Required task → Return verbatim the lines of the material starting at the line that contains "nav-overseas[interactable]: 境外目的地 <box>365" and ending at the line that contains "500 755 811</box>", including both of those lines.

Input material →
..........

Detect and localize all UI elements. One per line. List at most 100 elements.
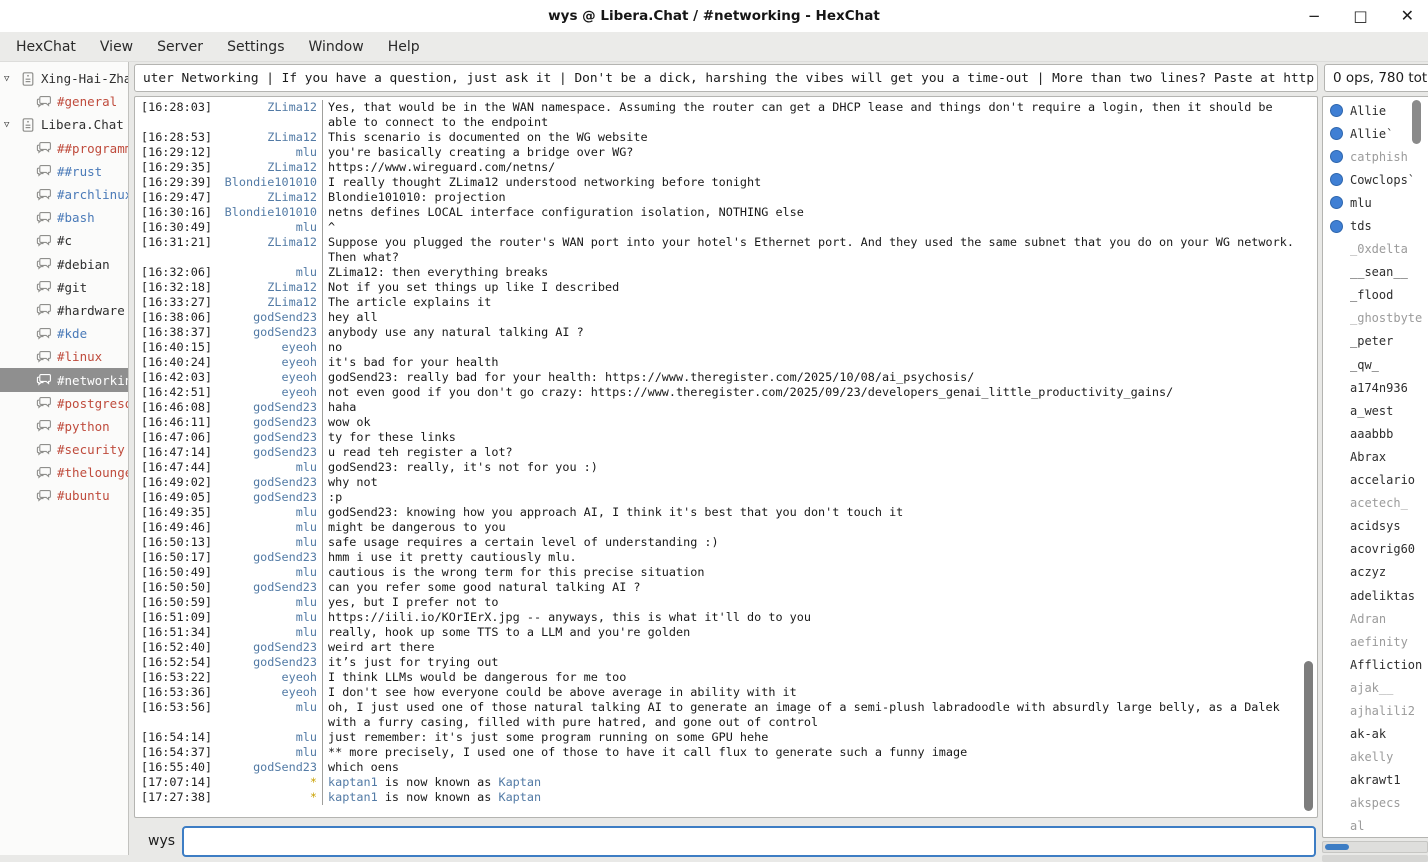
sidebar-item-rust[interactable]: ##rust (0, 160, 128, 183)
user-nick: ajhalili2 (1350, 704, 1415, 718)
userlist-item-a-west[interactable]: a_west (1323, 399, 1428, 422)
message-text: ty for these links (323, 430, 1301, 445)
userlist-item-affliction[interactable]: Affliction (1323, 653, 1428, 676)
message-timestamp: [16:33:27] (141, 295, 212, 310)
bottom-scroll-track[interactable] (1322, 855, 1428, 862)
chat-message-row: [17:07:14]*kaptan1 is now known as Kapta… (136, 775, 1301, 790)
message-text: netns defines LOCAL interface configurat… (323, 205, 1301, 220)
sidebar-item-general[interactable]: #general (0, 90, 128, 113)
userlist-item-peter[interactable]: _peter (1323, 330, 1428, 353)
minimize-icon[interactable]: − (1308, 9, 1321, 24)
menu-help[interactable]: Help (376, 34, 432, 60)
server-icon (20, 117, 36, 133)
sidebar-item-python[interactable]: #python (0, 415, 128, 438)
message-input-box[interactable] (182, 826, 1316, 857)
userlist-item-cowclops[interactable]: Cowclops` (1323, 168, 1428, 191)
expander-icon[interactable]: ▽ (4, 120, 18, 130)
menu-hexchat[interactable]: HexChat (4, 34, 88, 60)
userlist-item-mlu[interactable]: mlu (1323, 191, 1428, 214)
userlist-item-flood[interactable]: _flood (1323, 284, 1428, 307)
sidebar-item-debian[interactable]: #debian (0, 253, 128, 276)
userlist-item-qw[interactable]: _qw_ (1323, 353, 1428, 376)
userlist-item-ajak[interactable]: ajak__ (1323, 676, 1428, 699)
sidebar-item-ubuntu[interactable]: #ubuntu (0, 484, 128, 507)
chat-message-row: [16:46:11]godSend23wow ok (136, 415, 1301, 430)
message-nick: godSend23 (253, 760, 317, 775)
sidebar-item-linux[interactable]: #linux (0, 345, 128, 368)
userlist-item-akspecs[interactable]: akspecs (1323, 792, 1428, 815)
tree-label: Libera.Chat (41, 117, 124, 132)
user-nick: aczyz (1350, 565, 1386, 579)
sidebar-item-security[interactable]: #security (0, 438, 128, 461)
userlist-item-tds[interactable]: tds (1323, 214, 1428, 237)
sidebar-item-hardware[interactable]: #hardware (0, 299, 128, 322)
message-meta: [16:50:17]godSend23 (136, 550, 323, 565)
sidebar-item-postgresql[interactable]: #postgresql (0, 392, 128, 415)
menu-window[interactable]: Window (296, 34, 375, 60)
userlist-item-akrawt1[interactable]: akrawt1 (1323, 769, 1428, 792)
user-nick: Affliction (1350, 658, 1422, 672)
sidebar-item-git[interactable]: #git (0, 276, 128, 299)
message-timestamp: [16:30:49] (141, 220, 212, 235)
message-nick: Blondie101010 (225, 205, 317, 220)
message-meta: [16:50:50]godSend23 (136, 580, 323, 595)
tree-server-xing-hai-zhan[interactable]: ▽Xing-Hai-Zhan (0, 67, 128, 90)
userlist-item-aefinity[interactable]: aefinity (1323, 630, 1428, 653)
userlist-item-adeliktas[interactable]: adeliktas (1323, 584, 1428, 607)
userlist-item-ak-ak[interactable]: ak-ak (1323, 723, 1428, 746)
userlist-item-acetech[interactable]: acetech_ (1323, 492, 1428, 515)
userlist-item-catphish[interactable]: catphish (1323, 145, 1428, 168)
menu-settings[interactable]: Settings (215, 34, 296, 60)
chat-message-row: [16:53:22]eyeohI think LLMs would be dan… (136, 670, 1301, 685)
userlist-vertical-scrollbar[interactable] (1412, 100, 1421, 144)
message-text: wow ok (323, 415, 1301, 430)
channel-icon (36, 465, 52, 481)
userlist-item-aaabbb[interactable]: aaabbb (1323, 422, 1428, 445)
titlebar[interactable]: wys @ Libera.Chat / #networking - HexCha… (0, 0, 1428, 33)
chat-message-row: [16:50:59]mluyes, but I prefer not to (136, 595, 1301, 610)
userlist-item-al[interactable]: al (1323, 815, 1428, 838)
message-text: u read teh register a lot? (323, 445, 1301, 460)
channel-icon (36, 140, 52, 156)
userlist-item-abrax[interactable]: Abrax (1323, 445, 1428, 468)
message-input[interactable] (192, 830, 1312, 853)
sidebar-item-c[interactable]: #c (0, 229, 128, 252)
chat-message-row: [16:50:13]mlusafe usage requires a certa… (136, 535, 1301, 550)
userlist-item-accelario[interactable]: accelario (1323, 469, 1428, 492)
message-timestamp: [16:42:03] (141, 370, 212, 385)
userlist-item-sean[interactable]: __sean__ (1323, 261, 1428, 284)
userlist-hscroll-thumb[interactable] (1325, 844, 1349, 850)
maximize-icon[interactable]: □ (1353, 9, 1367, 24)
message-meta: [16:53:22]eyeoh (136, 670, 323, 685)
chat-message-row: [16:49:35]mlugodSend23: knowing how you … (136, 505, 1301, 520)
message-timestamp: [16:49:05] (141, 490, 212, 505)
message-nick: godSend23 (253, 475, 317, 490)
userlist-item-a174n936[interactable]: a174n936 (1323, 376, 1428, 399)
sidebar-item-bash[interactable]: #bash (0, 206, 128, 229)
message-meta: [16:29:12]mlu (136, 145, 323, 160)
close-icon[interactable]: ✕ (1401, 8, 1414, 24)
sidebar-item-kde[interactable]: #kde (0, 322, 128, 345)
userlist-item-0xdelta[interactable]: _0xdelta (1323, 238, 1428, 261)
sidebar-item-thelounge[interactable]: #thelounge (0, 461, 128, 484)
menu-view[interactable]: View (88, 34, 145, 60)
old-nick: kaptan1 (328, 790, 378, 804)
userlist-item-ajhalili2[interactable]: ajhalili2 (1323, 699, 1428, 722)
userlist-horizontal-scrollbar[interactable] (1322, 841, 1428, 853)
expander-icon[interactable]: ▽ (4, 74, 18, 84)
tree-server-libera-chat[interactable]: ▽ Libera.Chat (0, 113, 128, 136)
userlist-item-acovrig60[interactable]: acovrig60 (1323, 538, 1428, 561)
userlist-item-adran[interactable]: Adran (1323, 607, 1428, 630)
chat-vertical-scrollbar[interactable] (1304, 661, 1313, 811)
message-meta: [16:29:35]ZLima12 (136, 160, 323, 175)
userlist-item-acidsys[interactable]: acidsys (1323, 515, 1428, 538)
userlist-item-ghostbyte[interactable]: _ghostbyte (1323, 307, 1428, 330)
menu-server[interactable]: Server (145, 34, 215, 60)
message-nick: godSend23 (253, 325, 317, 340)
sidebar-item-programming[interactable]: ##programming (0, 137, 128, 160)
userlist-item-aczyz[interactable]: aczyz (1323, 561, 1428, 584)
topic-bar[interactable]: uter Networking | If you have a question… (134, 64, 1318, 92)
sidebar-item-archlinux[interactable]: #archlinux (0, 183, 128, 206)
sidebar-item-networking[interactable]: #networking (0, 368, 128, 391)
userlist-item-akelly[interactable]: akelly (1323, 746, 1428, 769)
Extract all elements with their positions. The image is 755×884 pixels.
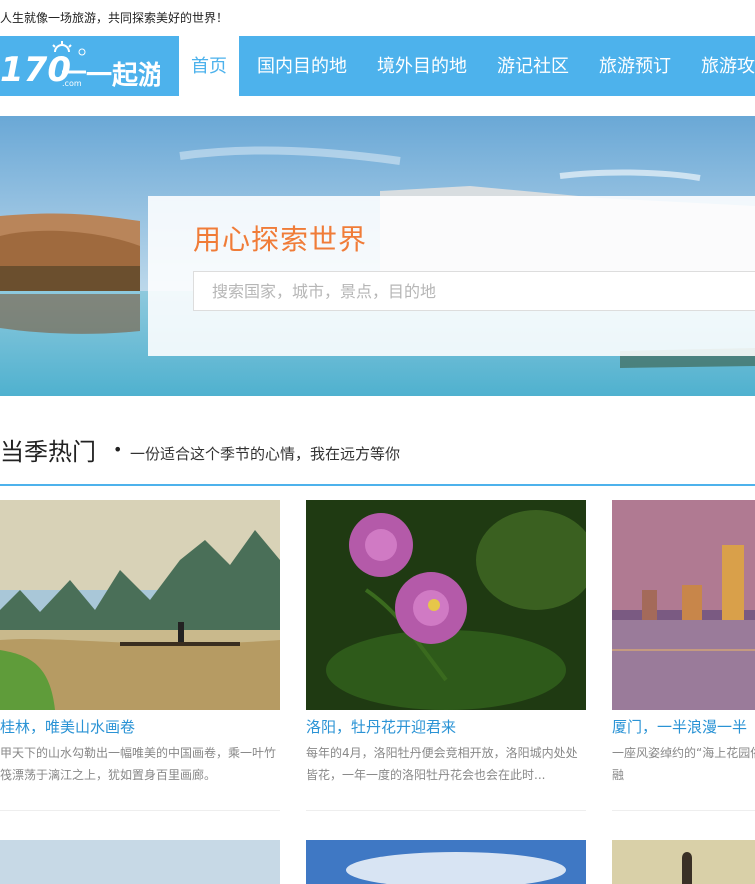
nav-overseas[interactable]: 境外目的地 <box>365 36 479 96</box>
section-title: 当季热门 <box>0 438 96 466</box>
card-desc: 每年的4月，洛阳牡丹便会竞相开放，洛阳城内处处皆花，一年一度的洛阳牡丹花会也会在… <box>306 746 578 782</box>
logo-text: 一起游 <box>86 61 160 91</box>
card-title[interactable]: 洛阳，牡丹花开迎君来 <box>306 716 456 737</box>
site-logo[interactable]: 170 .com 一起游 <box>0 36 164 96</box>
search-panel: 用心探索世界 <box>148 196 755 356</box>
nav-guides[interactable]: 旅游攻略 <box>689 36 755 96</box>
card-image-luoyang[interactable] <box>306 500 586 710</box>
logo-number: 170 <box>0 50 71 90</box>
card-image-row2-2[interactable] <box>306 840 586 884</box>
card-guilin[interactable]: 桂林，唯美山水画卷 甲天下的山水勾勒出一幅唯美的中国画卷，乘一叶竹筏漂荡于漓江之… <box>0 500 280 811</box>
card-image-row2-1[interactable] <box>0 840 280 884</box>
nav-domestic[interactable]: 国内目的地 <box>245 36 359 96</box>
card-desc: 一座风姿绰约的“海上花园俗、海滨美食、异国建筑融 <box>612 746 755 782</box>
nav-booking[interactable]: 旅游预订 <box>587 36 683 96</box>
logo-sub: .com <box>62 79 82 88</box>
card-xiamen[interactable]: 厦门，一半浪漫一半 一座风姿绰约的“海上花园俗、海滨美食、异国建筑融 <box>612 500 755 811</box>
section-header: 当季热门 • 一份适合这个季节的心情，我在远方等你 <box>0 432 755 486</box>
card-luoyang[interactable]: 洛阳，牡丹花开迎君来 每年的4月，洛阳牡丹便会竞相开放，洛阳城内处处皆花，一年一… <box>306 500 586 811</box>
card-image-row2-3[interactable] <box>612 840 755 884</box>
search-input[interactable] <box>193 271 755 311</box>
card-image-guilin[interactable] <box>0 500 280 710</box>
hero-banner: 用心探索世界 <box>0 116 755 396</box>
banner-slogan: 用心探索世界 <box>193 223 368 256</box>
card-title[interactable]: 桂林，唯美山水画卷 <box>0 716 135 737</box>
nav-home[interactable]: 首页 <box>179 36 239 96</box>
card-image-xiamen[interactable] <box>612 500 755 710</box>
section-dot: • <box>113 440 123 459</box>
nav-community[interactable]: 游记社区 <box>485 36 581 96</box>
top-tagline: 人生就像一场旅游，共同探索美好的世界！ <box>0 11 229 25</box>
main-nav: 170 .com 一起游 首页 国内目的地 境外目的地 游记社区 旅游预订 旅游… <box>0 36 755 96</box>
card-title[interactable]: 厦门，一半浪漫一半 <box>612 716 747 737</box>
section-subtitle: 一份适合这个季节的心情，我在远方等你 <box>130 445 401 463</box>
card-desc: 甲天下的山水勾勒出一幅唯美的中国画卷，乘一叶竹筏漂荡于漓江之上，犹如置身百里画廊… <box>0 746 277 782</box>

..........

Exercise response →
nav-overseas[interactable]: 境外目的地 <box>365 36 479 96</box>
section-title: 当季热门 <box>0 438 96 466</box>
card-desc: 每年的4月，洛阳牡丹便会竞相开放，洛阳城内处处皆花，一年一度的洛阳牡丹花会也会在… <box>306 746 578 782</box>
logo-text: 一起游 <box>86 61 160 91</box>
card-title[interactable]: 洛阳，牡丹花开迎君来 <box>306 716 456 737</box>
site-logo[interactable]: 170 .com 一起游 <box>0 36 164 96</box>
search-panel: 用心探索世界 <box>148 196 755 356</box>
nav-guides[interactable]: 旅游攻略 <box>689 36 755 96</box>
card-image-luoyang[interactable] <box>306 500 586 710</box>
logo-number: 170 <box>0 50 71 90</box>
card-image-row2-2[interactable] <box>306 840 586 884</box>
card-guilin[interactable]: 桂林，唯美山水画卷 甲天下的山水勾勒出一幅唯美的中国画卷，乘一叶竹筏漂荡于漓江之… <box>0 500 280 811</box>
card-image-row2-1[interactable] <box>0 840 280 884</box>
nav-domestic[interactable]: 国内目的地 <box>245 36 359 96</box>
card-desc: 一座风姿绰约的“海上花园俗、海滨美食、异国建筑融 <box>612 746 755 782</box>
nav-booking[interactable]: 旅游预订 <box>587 36 683 96</box>
logo-sub: .com <box>62 79 82 88</box>
card-xiamen[interactable]: 厦门，一半浪漫一半 一座风姿绰约的“海上花园俗、海滨美食、异国建筑融 <box>612 500 755 811</box>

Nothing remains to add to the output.